Locate every line in the items below that contains the string "bounding", matching case exactly, and copy each such line in full.

:: SUPPLIED MATERIAL ::
^^^^^^^^^^^^^^^^

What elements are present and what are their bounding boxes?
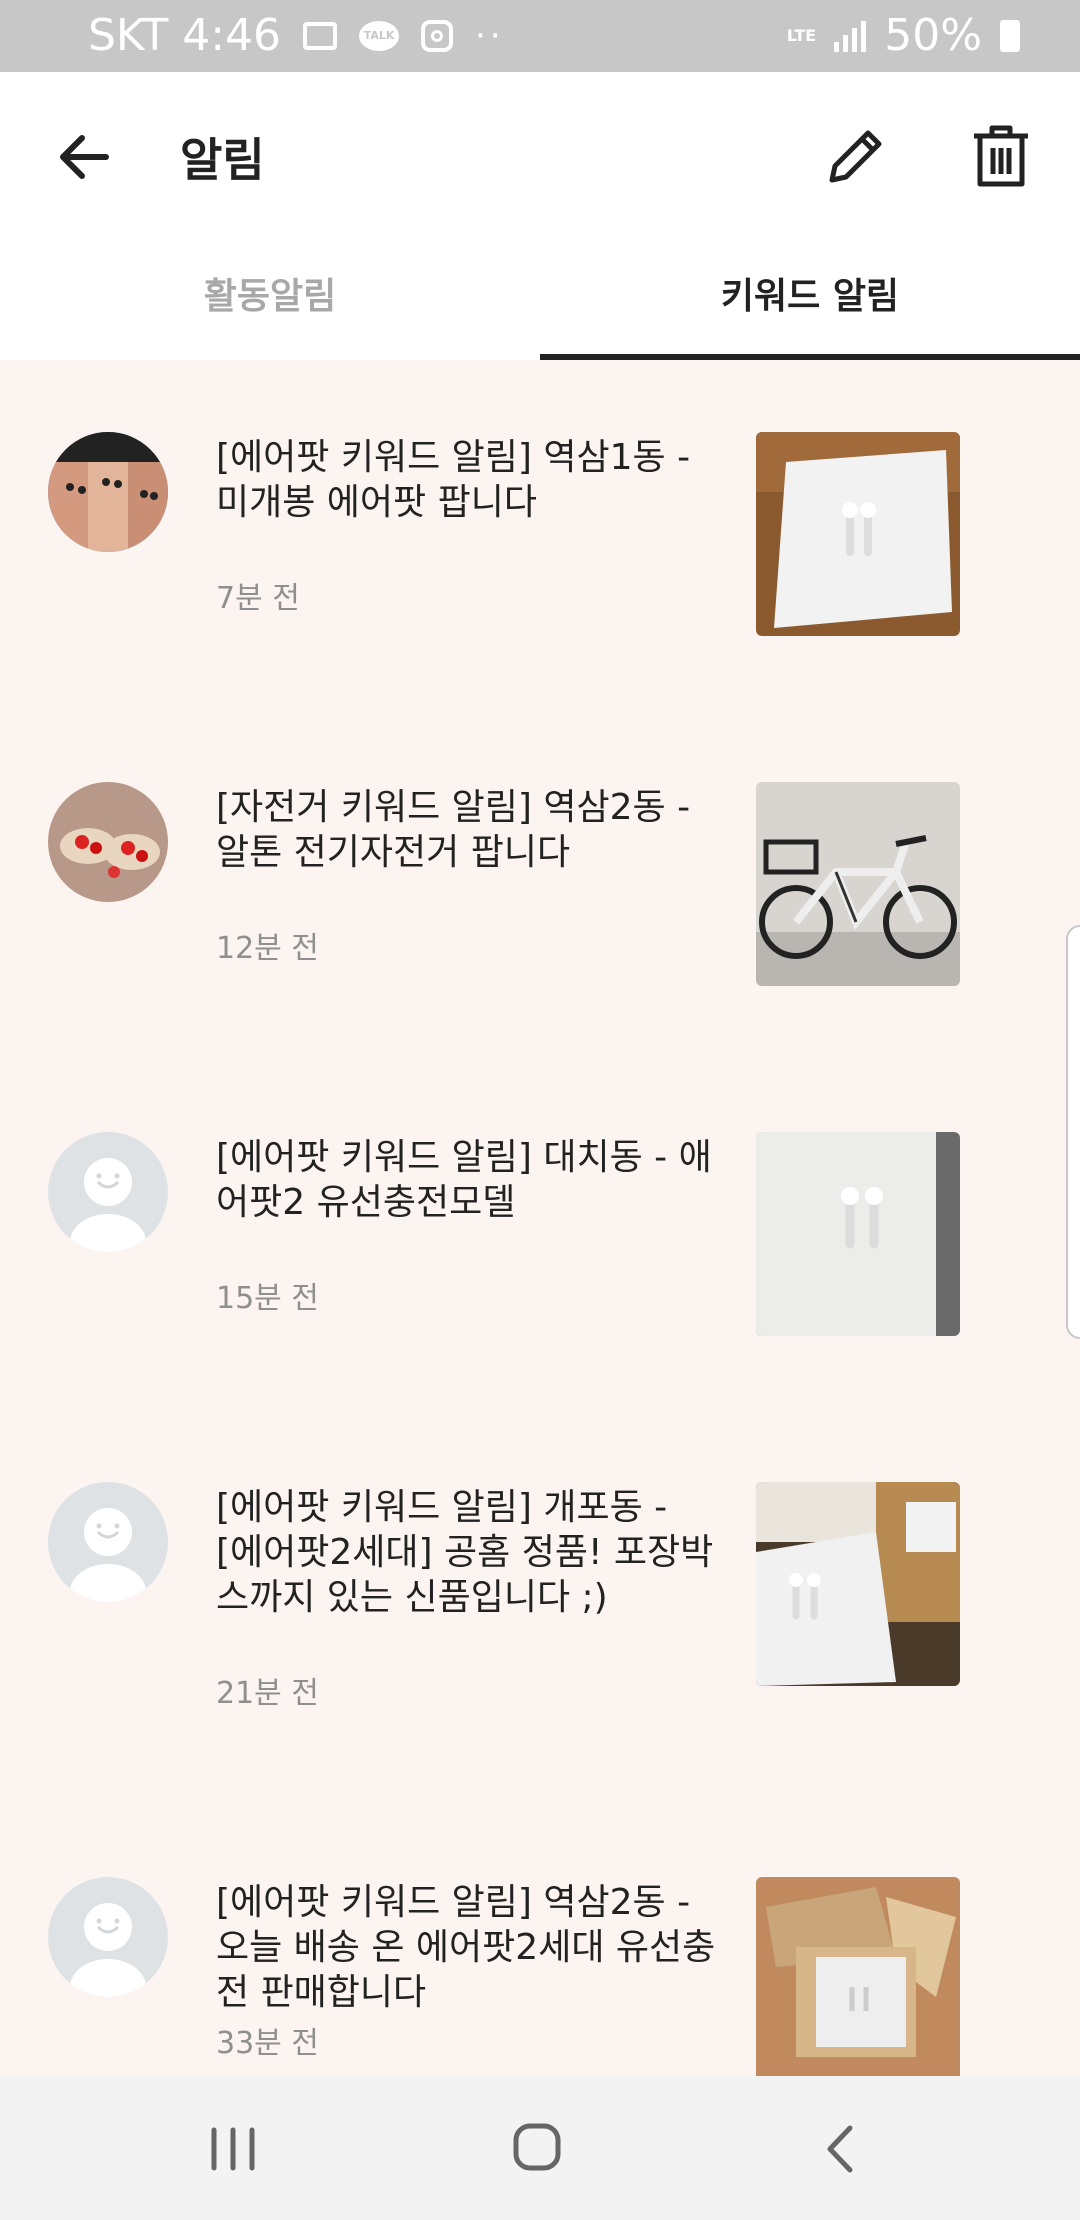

^^^^^^^^^^^^^^^^

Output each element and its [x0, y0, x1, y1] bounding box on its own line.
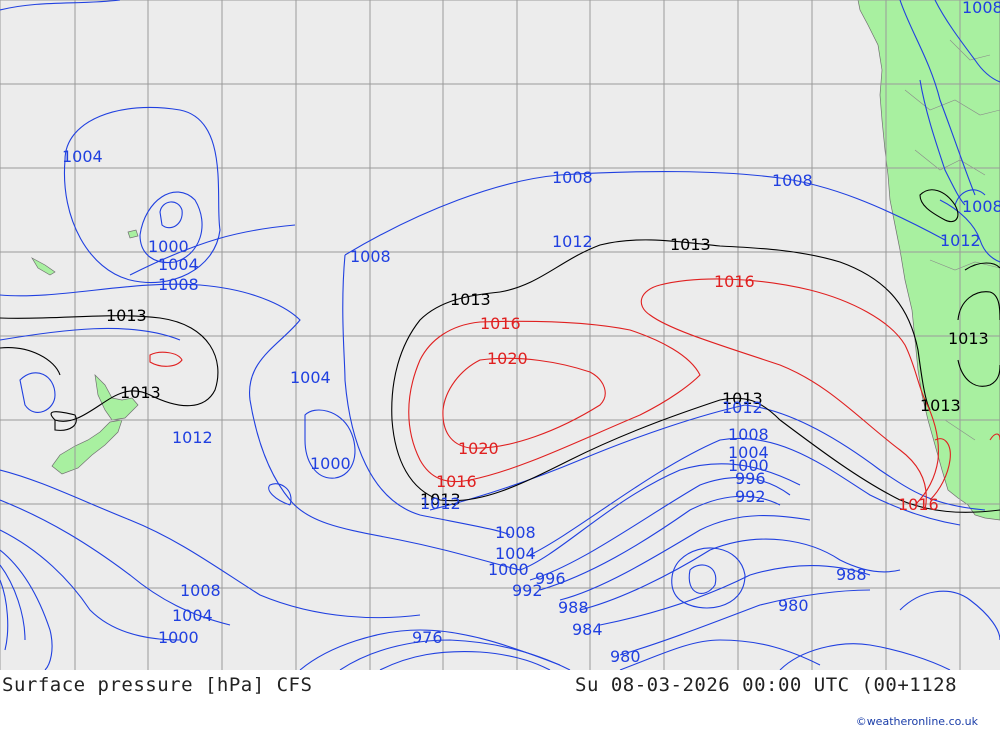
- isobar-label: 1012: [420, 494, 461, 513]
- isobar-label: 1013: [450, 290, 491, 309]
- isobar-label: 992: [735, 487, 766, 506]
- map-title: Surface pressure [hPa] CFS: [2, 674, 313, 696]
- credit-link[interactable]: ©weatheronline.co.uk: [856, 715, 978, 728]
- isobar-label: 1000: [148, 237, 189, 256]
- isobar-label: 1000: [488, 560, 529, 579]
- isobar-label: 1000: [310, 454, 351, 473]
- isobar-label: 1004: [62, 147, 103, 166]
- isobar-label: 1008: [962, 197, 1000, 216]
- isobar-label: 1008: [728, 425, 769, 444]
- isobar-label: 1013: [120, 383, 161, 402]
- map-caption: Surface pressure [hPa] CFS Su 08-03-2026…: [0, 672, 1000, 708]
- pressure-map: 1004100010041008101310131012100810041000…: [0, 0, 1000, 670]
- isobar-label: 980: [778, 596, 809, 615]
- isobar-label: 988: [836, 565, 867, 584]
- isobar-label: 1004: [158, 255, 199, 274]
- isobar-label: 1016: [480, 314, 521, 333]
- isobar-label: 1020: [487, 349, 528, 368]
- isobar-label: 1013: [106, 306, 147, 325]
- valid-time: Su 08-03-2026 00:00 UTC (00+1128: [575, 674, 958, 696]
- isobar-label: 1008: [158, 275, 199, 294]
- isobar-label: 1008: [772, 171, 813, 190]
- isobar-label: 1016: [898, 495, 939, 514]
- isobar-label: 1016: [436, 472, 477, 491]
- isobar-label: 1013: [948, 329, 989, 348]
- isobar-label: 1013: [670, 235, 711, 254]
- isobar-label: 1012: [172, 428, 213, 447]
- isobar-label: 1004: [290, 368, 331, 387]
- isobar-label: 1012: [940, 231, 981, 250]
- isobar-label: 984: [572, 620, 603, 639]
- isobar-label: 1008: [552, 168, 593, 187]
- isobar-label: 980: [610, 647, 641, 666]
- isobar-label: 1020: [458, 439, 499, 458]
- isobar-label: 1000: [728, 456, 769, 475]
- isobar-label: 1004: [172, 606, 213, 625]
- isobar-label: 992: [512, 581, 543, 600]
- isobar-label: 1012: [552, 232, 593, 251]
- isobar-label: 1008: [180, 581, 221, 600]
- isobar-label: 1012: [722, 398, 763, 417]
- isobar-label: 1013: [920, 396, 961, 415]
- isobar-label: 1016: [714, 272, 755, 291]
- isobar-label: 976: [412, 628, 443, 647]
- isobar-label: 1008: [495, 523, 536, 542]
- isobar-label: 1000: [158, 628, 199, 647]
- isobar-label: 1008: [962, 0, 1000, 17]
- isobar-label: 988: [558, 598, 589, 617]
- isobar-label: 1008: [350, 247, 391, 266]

^^^^^^^^^^^^^^^^

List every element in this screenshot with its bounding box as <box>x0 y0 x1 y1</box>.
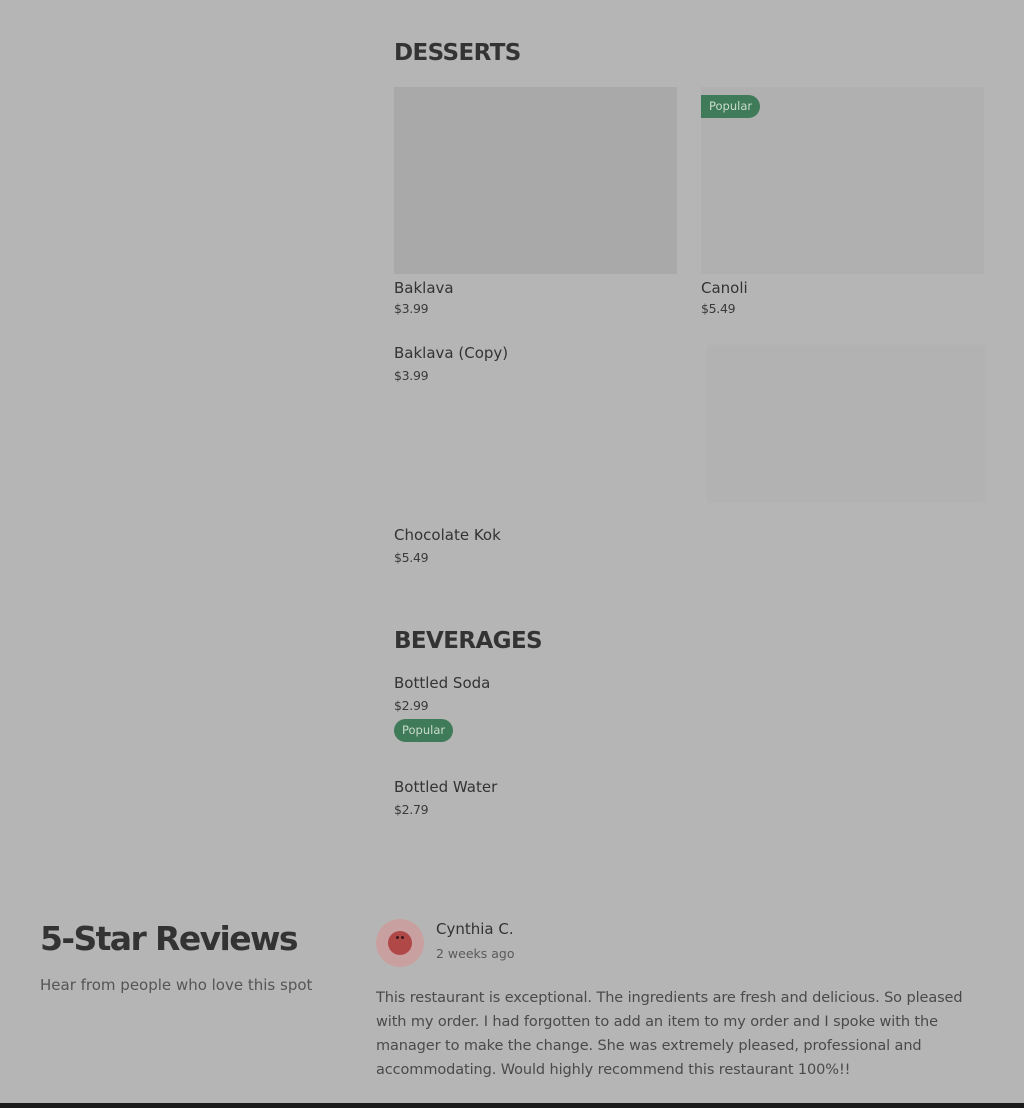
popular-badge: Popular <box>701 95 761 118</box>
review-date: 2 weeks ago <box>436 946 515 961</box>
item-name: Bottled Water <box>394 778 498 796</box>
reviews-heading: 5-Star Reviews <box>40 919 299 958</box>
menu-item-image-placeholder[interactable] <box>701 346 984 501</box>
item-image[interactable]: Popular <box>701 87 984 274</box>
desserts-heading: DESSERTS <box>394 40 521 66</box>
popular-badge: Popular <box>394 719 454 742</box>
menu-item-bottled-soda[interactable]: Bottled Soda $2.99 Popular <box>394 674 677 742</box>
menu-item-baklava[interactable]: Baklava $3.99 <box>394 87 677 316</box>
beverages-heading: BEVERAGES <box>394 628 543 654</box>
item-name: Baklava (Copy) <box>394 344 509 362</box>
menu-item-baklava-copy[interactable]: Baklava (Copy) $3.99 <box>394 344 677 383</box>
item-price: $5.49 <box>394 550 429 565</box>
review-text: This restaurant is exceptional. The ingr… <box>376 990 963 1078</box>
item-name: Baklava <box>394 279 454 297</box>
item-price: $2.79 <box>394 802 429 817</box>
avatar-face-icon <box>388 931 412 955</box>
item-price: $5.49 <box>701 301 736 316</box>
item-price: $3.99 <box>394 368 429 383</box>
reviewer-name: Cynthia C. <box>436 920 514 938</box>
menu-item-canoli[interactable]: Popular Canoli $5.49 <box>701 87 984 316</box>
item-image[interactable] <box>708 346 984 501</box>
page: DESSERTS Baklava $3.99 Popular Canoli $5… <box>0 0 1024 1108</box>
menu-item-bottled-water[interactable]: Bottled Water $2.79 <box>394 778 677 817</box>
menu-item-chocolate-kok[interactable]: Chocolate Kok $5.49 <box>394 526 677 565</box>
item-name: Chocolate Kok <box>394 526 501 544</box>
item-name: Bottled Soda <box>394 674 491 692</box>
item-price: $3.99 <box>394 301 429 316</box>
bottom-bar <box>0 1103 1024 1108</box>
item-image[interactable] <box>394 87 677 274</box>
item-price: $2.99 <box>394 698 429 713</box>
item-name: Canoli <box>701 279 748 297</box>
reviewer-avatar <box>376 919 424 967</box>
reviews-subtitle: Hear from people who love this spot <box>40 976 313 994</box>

^^^^^^^^^^^^^^^^

:: SOLUTION TO THE PROBLEM ::
What elements are present and what are their bounding boxes?
Output each element and its [x0, y0, x1, y1] bounding box on its own line.
List every element in this screenshot with its bounding box as <box>x0 y0 x1 y1</box>.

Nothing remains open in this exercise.